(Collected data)
— BEGIN —

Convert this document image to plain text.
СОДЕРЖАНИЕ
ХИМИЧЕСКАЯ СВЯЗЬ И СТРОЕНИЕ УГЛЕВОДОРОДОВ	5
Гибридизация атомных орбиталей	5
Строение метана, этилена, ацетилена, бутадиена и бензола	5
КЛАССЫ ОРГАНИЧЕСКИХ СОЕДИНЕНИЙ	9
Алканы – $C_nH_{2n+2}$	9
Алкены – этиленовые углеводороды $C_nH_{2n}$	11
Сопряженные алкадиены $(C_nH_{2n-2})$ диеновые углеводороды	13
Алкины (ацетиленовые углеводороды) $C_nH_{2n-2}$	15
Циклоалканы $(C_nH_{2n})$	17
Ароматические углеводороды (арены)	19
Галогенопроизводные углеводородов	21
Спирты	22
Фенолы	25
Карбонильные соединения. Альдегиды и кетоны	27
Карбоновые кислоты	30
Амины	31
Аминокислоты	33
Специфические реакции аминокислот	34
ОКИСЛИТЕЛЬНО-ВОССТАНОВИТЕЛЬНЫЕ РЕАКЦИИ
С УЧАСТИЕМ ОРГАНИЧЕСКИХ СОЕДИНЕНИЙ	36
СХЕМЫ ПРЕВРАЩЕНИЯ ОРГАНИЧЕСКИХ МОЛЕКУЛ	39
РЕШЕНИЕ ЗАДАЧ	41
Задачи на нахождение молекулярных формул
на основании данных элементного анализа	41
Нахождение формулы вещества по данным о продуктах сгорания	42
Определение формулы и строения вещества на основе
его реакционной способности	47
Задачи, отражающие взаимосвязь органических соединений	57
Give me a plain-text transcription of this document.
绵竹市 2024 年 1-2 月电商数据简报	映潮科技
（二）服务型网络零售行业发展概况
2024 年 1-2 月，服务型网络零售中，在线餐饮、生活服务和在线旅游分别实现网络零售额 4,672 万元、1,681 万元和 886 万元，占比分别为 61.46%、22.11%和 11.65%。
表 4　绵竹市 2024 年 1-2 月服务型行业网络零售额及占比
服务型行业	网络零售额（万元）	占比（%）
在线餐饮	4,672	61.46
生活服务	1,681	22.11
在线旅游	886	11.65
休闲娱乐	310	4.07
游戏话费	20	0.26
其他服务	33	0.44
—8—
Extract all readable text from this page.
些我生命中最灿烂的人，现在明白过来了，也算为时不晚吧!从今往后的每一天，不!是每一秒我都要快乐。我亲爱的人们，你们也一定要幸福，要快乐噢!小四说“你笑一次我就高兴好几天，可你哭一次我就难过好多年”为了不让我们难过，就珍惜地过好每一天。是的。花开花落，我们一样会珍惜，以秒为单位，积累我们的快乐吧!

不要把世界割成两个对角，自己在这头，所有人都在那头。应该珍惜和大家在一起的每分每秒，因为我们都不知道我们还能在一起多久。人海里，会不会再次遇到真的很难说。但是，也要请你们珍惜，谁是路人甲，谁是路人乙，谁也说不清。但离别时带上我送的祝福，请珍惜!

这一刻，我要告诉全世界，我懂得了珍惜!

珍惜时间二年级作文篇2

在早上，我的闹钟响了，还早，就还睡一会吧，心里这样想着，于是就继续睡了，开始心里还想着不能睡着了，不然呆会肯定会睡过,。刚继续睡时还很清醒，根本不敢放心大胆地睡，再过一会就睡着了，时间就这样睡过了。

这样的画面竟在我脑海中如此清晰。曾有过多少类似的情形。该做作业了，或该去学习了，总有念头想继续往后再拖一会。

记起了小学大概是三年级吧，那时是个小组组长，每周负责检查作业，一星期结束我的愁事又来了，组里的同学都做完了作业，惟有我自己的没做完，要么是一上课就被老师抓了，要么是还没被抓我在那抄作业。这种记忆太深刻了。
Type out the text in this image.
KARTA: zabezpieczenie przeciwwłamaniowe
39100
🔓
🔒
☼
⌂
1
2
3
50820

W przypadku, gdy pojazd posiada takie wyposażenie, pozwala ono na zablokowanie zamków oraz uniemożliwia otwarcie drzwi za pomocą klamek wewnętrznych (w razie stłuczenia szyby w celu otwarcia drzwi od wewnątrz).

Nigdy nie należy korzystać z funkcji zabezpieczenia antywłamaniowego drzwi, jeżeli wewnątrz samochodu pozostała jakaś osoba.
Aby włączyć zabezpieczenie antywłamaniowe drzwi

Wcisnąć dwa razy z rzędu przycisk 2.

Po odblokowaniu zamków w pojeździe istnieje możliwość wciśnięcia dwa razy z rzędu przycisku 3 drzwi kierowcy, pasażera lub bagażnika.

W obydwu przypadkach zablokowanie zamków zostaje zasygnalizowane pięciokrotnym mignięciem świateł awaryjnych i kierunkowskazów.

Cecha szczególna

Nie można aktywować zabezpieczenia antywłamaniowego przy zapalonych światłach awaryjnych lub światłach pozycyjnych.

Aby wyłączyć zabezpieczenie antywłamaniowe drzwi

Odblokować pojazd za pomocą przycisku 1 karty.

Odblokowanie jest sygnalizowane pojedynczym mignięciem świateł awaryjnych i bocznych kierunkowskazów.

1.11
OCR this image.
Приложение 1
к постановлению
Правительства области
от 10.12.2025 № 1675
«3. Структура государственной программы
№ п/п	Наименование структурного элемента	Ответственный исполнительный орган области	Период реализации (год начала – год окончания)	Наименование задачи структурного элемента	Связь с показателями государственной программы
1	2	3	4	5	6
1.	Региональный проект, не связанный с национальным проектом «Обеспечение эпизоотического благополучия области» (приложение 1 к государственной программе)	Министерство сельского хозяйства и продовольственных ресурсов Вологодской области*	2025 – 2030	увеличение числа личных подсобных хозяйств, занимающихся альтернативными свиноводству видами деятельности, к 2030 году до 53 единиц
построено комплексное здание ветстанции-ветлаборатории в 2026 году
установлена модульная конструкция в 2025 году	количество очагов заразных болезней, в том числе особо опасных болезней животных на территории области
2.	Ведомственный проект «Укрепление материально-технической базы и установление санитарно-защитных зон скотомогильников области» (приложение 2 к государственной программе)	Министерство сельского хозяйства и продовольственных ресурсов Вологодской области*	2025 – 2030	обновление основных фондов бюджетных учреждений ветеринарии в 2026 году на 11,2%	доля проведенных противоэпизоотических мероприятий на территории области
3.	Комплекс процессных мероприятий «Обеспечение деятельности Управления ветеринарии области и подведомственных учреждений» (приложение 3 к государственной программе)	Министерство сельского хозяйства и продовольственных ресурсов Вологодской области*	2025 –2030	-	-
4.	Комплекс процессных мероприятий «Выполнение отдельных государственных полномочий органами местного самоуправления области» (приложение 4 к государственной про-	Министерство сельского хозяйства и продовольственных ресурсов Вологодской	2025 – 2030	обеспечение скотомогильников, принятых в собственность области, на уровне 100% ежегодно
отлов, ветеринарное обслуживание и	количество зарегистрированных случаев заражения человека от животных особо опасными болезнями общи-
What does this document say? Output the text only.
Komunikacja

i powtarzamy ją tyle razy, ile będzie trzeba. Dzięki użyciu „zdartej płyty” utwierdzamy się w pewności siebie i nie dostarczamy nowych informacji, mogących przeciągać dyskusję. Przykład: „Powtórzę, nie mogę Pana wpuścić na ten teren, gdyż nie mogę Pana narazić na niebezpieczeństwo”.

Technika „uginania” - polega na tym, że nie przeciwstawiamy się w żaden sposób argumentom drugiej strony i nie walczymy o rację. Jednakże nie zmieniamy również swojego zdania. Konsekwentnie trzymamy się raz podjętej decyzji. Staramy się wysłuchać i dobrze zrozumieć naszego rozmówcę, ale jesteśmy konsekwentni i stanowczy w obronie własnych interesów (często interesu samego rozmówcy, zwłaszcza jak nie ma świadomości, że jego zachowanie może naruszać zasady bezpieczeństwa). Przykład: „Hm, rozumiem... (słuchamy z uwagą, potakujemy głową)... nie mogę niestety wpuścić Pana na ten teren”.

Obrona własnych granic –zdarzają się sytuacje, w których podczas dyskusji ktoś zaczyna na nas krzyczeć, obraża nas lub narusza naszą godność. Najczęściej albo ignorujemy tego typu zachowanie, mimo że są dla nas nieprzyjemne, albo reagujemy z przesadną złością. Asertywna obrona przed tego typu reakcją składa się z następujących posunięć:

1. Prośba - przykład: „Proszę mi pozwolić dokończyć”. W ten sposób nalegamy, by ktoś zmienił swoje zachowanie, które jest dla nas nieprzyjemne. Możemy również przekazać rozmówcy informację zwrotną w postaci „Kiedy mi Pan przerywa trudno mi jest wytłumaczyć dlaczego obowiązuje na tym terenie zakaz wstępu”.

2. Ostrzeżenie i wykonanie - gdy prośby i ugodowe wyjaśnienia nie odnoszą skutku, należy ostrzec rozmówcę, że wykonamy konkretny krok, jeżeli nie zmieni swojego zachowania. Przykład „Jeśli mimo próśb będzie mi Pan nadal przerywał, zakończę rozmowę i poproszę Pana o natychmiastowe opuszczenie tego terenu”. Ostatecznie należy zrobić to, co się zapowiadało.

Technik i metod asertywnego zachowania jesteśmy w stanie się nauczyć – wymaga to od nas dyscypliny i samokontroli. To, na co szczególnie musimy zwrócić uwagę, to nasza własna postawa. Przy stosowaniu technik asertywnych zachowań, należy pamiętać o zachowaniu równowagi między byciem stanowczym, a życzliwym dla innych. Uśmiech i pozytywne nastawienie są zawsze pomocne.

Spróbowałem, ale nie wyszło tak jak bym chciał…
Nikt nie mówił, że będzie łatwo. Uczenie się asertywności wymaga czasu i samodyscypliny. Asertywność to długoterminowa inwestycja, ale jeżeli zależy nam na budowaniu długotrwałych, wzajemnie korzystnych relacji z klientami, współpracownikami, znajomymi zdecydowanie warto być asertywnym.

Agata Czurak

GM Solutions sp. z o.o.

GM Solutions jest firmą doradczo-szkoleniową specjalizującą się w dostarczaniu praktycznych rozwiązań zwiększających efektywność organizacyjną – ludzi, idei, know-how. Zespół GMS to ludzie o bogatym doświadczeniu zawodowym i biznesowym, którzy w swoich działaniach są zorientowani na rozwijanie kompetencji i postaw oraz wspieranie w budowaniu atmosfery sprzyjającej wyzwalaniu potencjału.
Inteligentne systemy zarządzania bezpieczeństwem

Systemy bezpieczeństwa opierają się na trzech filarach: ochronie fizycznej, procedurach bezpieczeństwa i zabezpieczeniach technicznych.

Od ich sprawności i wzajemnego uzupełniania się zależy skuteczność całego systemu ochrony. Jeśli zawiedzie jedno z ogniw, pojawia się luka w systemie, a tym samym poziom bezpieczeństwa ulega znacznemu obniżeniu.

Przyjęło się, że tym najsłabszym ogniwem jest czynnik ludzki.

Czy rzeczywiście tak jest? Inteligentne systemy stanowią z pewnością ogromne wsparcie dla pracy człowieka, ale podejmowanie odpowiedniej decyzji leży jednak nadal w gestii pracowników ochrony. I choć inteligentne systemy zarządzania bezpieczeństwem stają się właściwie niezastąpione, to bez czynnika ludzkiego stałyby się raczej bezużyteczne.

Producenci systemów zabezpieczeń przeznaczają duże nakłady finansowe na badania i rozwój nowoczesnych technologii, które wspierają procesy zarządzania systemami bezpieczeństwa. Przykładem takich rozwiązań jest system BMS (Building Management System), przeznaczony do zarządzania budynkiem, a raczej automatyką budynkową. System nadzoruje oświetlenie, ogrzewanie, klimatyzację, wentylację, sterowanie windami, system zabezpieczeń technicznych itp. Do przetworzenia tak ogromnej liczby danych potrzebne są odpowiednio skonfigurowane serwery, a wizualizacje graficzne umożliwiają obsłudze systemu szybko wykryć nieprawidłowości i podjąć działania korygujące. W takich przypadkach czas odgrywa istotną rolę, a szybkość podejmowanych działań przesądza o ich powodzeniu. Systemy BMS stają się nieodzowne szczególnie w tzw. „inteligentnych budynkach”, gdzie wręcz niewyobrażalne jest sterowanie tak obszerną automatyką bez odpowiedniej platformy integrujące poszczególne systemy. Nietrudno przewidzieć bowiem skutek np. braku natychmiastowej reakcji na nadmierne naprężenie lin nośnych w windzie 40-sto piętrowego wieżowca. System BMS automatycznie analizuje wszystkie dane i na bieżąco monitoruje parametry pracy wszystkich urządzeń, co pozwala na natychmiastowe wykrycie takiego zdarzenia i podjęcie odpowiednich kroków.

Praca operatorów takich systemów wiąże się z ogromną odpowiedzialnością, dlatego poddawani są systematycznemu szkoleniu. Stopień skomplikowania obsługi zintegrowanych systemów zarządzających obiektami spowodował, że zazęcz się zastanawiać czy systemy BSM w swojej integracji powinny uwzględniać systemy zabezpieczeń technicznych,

— END —

From the data, pick out every line that includes "jeżeli".

Nigdy nie należy korzystać z funkcji zabezpieczenia antywłamaniowego drzwi, jeżeli wewnątrz samochodu pozostała jakaś osoba.
2. Ostrzeżenie i wykonanie - gdy prośby i ugodowe wyjaśnienia nie odnoszą skutku, należy ostrzec rozmówcę, że wykonamy konkretny krok, jeżeli nie zmieni swojego zachowania. Przykład „Jeśli mimo próśb będzie mi Pan nadal przerywał, zakończę rozmowę i poproszę Pana o natychmiastowe opuszczenie tego terenu”. Ostatecznie należy zrobić to, co się zapowiadało.
Nikt nie mówił, że będzie łatwo. Uczenie się asertywności wymaga czasu i samodyscypliny. Asertywność to długoterminowa inwestycja, ale jeżeli zależy nam na budowaniu długotrwałych, wzajemnie korzystnych relacji z klientami, współpracownikami, znajomymi zdecydowanie warto być asertywnym.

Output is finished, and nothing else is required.